Return the records below from the line containing "Decode this image" onward, exactly, through and including the last line.

*-*-*

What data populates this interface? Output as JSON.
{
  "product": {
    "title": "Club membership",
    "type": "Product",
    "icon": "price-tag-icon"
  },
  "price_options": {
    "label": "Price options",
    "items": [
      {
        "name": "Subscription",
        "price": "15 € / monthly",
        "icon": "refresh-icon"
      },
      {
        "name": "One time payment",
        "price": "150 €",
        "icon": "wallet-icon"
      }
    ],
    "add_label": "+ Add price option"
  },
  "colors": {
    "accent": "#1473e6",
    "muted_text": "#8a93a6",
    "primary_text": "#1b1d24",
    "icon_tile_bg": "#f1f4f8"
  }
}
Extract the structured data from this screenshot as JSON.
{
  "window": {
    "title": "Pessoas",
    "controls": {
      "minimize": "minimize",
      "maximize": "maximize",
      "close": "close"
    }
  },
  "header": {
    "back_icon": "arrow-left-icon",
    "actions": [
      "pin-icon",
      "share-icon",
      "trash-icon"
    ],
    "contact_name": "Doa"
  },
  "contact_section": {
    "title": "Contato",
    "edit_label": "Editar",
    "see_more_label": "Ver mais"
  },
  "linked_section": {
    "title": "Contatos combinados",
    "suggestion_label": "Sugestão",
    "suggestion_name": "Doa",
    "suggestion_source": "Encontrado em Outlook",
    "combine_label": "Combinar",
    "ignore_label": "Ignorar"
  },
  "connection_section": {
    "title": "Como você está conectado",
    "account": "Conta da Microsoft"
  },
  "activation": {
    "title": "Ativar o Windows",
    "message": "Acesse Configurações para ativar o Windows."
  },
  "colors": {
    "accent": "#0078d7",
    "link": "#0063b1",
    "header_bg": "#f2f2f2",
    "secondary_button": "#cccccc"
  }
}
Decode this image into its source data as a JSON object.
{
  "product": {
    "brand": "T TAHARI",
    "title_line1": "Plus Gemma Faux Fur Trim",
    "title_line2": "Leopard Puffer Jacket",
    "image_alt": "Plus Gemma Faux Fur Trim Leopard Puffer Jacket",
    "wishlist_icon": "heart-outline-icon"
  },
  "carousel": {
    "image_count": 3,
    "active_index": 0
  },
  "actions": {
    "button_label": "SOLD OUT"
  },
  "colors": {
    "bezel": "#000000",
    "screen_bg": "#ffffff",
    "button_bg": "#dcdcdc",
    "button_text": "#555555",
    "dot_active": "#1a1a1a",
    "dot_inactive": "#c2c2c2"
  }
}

*-*-*

Right answer ▸
Decode this image into its source data as a JSON object.
{
  "product": {
    "brand": "T TAHARI",
    "title_line1": "Plus Gemma Faux Fur Trim",
    "title_line2": "Leopard Puffer Jacket",
    "image_alt": "Plus Gemma Faux Fur Trim Leopard Puffer Jacket",
    "wishlist_icon": "heart-outline-icon"
  },
  "carousel": {
    "image_count": 3,
    "active_index": 0
  },
  "actions": {
    "button_label": "SOLD OUT"
  },
  "colors": {
    "bezel": "#000000",
    "screen_bg": "#ffffff",
    "button_bg": "#dcdcdc",
    "button_text": "#555555",
    "dot_active": "#1a1a1a",
    "dot_inactive": "#c2c2c2"
  }
}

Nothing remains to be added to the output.